GOAL: Each entry below should be echoed exactly, with pictures omitted.

Data excerpts:
•••••
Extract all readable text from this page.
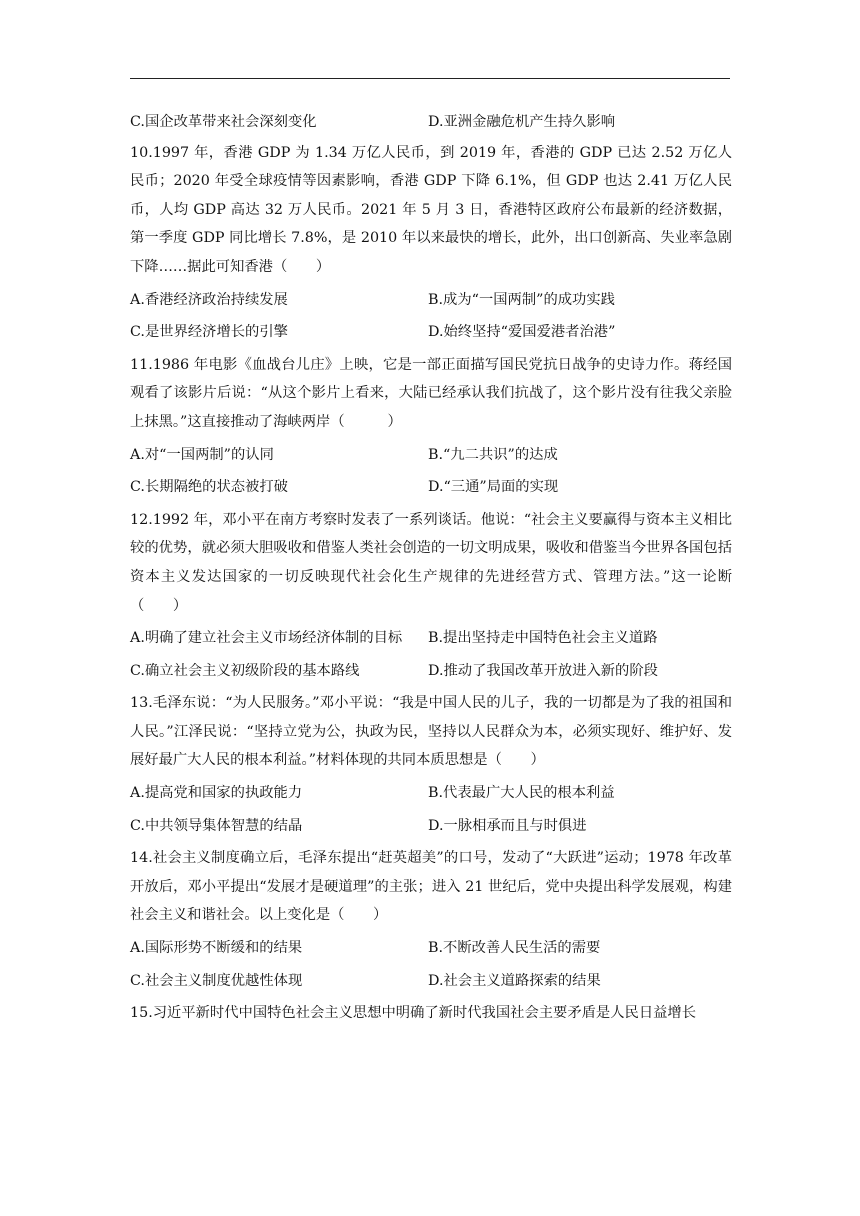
C.国企改革带来社会深刻变化	D.亚洲金融危机产生持久影响

10.1997 年，香港 GDP 为 1.34 万亿人民币，到 2019 年，香港的 GDP 已达 2.52 万亿人民币；2020 年受全球疫情等因素影响，香港 GDP 下降 6.1%，但 GDP 也达 2.41 万亿人民币，人均 GDP 高达 32 万人民币。2021 年 5 月 3 日，香港特区政府公布最新的经济数据，第一季度 GDP 同比增长 7.8%，是 2010 年以来最快的增长，此外，出口创新高、失业率急剧下降……据此可知香港（　　）

A.香港经济政治持续发展	B.成为“一国两制”的成功实践
C.是世界经济增长的引擎	D.始终坚持“爱国爱港者治港”

11.1986 年电影《血战台儿庄》上映，它是一部正面描写国民党抗日战争的史诗力作。蒋经国观看了该影片后说：“从这个影片上看来，大陆已经承认我们抗战了，这个影片没有往我父亲脸上抹黑。”这直接推动了海峡两岸（　　　）

A.对“一国两制”的认同	B.“九二共识”的达成
C.长期隔绝的状态被打破	D.“三通”局面的实现

12.1992 年，邓小平在南方考察时发表了一系列谈话。他说：“社会主义要赢得与资本主义相比较的优势，就必须大胆吸收和借鉴人类社会创造的一切文明成果，吸收和借鉴当今世界各国包括资本主义发达国家的一切反映现代社会化生产规律的先进经营方式、管理方法。”这一论断（　　）

A.明确了建立社会主义市场经济体制的目标	B.提出坚持走中国特色社会主义道路
C.确立社会主义初级阶段的基本路线	D.推动了我国改革开放进入新的阶段

13.毛泽东说：“为人民服务。”邓小平说：“我是中国人民的儿子，我的一切都是为了我的祖国和人民。”江泽民说：“坚持立党为公，执政为民，坚持以人民群众为本，必须实现好、维护好、发展好最广大人民的根本利益。”材料体现的共同本质思想是（　　）

A.提高党和国家的执政能力	B.代表最广大人民的根本利益
C.中共领导集体智慧的结晶	D.一脉相承而且与时俱进

14.社会主义制度确立后，毛泽东提出“赶英超美”的口号，发动了“大跃进”运动；1978 年改革开放后，邓小平提出“发展才是硬道理”的主张；进入 21 世纪后，党中央提出科学发展观，构建社会主义和谐社会。以上变化是（　　）

A.国际形势不断缓和的结果	B.不断改善人民生活的需要
C.社会主义制度优越性体现	D.社会主义道路探索的结果

15.习近平新时代中国特色社会主义思想中明确了新时代我国社会主要矛盾是人民日益增长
•••••
RESULT OF THIS TASK:
Extract all readable text from this page.
C.国企改革带来社会深刻变化	D.亚洲金融危机产生持久影响

10.1997 年，香港 GDP 为 1.34 万亿人民币，到 2019 年，香港的 GDP 已达 2.52 万亿人民币；2020 年受全球疫情等因素影响，香港 GDP 下降 6.1%，但 GDP 也达 2.41 万亿人民币，人均 GDP 高达 32 万人民币。2021 年 5 月 3 日，香港特区政府公布最新的经济数据，第一季度 GDP 同比增长 7.8%，是 2010 年以来最快的增长，此外，出口创新高、失业率急剧下降……据此可知香港（　　）

A.香港经济政治持续发展	B.成为“一国两制”的成功实践
C.是世界经济增长的引擎	D.始终坚持“爱国爱港者治港”

11.1986 年电影《血战台儿庄》上映，它是一部正面描写国民党抗日战争的史诗力作。蒋经国观看了该影片后说：“从这个影片上看来，大陆已经承认我们抗战了，这个影片没有往我父亲脸上抹黑。”这直接推动了海峡两岸（　　　）

A.对“一国两制”的认同	B.“九二共识”的达成
C.长期隔绝的状态被打破	D.“三通”局面的实现

12.1992 年，邓小平在南方考察时发表了一系列谈话。他说：“社会主义要赢得与资本主义相比较的优势，就必须大胆吸收和借鉴人类社会创造的一切文明成果，吸收和借鉴当今世界各国包括资本主义发达国家的一切反映现代社会化生产规律的先进经营方式、管理方法。”这一论断（　　）

A.明确了建立社会主义市场经济体制的目标	B.提出坚持走中国特色社会主义道路
C.确立社会主义初级阶段的基本路线	D.推动了我国改革开放进入新的阶段

13.毛泽东说：“为人民服务。”邓小平说：“我是中国人民的儿子，我的一切都是为了我的祖国和人民。”江泽民说：“坚持立党为公，执政为民，坚持以人民群众为本，必须实现好、维护好、发展好最广大人民的根本利益。”材料体现的共同本质思想是（　　）

A.提高党和国家的执政能力	B.代表最广大人民的根本利益
C.中共领导集体智慧的结晶	D.一脉相承而且与时俱进

14.社会主义制度确立后，毛泽东提出“赶英超美”的口号，发动了“大跃进”运动；1978 年改革开放后，邓小平提出“发展才是硬道理”的主张；进入 21 世纪后，党中央提出科学发展观，构建社会主义和谐社会。以上变化是（　　）

A.国际形势不断缓和的结果	B.不断改善人民生活的需要
C.社会主义制度优越性体现	D.社会主义道路探索的结果

15.习近平新时代中国特色社会主义思想中明确了新时代我国社会主要矛盾是人民日益增长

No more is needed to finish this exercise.